* Begin *
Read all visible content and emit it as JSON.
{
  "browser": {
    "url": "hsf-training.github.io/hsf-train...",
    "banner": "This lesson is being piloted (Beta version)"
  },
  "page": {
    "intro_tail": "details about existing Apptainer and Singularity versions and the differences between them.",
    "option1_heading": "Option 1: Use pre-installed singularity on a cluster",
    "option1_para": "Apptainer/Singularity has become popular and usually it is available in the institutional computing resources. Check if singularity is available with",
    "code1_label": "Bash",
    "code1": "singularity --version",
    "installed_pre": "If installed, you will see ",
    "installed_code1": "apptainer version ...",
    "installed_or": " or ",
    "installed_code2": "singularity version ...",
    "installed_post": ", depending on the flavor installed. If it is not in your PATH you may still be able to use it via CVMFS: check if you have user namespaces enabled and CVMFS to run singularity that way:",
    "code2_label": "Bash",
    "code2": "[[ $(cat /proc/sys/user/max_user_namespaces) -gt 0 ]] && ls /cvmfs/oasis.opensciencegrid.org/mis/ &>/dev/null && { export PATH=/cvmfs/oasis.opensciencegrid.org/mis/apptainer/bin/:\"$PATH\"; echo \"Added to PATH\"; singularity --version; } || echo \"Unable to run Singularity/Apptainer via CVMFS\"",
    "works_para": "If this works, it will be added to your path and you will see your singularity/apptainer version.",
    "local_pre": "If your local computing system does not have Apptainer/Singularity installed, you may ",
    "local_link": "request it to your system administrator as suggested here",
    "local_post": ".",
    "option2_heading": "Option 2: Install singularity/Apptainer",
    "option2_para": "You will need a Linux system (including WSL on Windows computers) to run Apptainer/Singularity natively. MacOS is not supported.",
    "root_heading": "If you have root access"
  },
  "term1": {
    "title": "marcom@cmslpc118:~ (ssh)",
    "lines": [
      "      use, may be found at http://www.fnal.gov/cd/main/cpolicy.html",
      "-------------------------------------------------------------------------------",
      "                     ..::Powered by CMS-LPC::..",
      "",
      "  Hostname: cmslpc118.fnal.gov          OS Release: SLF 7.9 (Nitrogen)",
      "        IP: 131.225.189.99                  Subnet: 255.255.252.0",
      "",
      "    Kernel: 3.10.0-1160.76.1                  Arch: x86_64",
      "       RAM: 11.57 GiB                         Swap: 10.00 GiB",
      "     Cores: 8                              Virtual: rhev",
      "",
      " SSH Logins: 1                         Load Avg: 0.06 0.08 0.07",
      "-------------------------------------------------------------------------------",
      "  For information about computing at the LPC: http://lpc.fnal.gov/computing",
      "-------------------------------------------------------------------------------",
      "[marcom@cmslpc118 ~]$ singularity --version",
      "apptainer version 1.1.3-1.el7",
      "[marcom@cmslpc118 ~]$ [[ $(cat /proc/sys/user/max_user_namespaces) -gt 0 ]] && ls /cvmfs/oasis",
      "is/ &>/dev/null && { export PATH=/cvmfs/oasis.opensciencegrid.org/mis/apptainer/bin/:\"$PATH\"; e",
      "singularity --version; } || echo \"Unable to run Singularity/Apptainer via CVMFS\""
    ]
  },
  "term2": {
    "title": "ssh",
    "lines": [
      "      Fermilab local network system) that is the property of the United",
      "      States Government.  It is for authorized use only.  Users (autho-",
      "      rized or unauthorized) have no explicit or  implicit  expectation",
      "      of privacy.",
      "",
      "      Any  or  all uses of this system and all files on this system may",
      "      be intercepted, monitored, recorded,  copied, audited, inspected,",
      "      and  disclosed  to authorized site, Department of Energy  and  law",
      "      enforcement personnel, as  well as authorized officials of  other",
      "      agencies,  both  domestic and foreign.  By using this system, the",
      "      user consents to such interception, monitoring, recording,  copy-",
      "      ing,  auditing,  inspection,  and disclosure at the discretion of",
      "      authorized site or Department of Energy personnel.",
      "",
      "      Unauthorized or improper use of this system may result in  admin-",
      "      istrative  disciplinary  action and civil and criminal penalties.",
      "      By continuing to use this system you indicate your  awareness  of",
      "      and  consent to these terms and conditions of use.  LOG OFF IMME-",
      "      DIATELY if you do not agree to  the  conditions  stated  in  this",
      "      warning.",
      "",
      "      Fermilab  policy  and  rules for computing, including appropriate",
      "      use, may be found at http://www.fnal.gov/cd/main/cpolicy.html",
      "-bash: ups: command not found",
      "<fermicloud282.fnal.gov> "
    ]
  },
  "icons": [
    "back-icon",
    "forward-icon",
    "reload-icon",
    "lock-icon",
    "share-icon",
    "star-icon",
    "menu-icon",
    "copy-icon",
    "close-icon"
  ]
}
* End *
Exercise description: Using the listing above, reproduce each line without omission.

Response to this task:
Read all visible content and emit it as JSON.
{
  "browser": {
    "url": "hsf-training.github.io/hsf-train...",
    "banner": "This lesson is being piloted (Beta version)"
  },
  "page": {
    "intro_tail": "details about existing Apptainer and Singularity versions and the differences between them.",
    "option1_heading": "Option 1: Use pre-installed singularity on a cluster",
    "option1_para": "Apptainer/Singularity has become popular and usually it is available in the institutional computing resources. Check if singularity is available with",
    "code1_label": "Bash",
    "code1": "singularity --version",
    "installed_pre": "If installed, you will see ",
    "installed_code1": "apptainer version ...",
    "installed_or": " or ",
    "installed_code2": "singularity version ...",
    "installed_post": ", depending on the flavor installed. If it is not in your PATH you may still be able to use it via CVMFS: check if you have user namespaces enabled and CVMFS to run singularity that way:",
    "code2_label": "Bash",
    "code2": "[[ $(cat /proc/sys/user/max_user_namespaces) -gt 0 ]] && ls /cvmfs/oasis.opensciencegrid.org/mis/ &>/dev/null && { export PATH=/cvmfs/oasis.opensciencegrid.org/mis/apptainer/bin/:\"$PATH\"; echo \"Added to PATH\"; singularity --version; } || echo \"Unable to run Singularity/Apptainer via CVMFS\"",
    "works_para": "If this works, it will be added to your path and you will see your singularity/apptainer version.",
    "local_pre": "If your local computing system does not have Apptainer/Singularity installed, you may ",
    "local_link": "request it to your system administrator as suggested here",
    "local_post": ".",
    "option2_heading": "Option 2: Install singularity/Apptainer",
    "option2_para": "You will need a Linux system (including WSL on Windows computers) to run Apptainer/Singularity natively. MacOS is not supported.",
    "root_heading": "If you have root access"
  },
  "term1": {
    "title": "marcom@cmslpc118:~ (ssh)",
    "lines": [
      "      use, may be found at http://www.fnal.gov/cd/main/cpolicy.html",
      "-------------------------------------------------------------------------------",
      "                     ..::Powered by CMS-LPC::..",
      "",
      "  Hostname: cmslpc118.fnal.gov          OS Release: SLF 7.9 (Nitrogen)",
      "        IP: 131.225.189.99                  Subnet: 255.255.252.0",
      "",
      "    Kernel: 3.10.0-1160.76.1                  Arch: x86_64",
      "       RAM: 11.57 GiB                         Swap: 10.00 GiB",
      "     Cores: 8                              Virtual: rhev",
      "",
      " SSH Logins: 1                         Load Avg: 0.06 0.08 0.07",
      "-------------------------------------------------------------------------------",
      "  For information about computing at the LPC: http://lpc.fnal.gov/computing",
      "-------------------------------------------------------------------------------",
      "[marcom@cmslpc118 ~]$ singularity --version",
      "apptainer version 1.1.3-1.el7",
      "[marcom@cmslpc118 ~]$ [[ $(cat /proc/sys/user/max_user_namespaces) -gt 0 ]] && ls /cvmfs/oasis",
      "is/ &>/dev/null && { export PATH=/cvmfs/oasis.opensciencegrid.org/mis/apptainer/bin/:\"$PATH\"; e",
      "singularity --version; } || echo \"Unable to run Singularity/Apptainer via CVMFS\""
    ]
  },
  "term2": {
    "title": "ssh",
    "lines": [
      "      Fermilab local network system) that is the property of the United",
      "      States Government.  It is for authorized use only.  Users (autho-",
      "      rized or unauthorized) have no explicit or  implicit  expectation",
      "      of privacy.",
      "",
      "      Any  or  all uses of this system and all files on this system may",
      "      be intercepted, monitored, recorded,  copied, audited, inspected,",
      "      and  disclosed  to authorized site, Department of Energy  and  law",
      "      enforcement personnel, as  well as authorized officials of  other",
      "      agencies,  both  domestic and foreign.  By using this system, the",
      "      user consents to such interception, monitoring, recording,  copy-",
      "      ing,  auditing,  inspection,  and disclosure at the discretion of",
      "      authorized site or Department of Energy personnel.",
      "",
      "      Unauthorized or improper use of this system may result in  admin-",
      "      istrative  disciplinary  action and civil and criminal penalties.",
      "      By continuing to use this system you indicate your  awareness  of",
      "      and  consent to these terms and conditions of use.  LOG OFF IMME-",
      "      DIATELY if you do not agree to  the  conditions  stated  in  this",
      "      warning.",
      "",
      "      Fermilab  policy  and  rules for computing, including appropriate",
      "      use, may be found at http://www.fnal.gov/cd/main/cpolicy.html",
      "-bash: ups: command not found",
      "<fermicloud282.fnal.gov> "
    ]
  },
  "icons": [
    "back-icon",
    "forward-icon",
    "reload-icon",
    "lock-icon",
    "share-icon",
    "star-icon",
    "menu-icon",
    "copy-icon",
    "close-icon"
  ]
}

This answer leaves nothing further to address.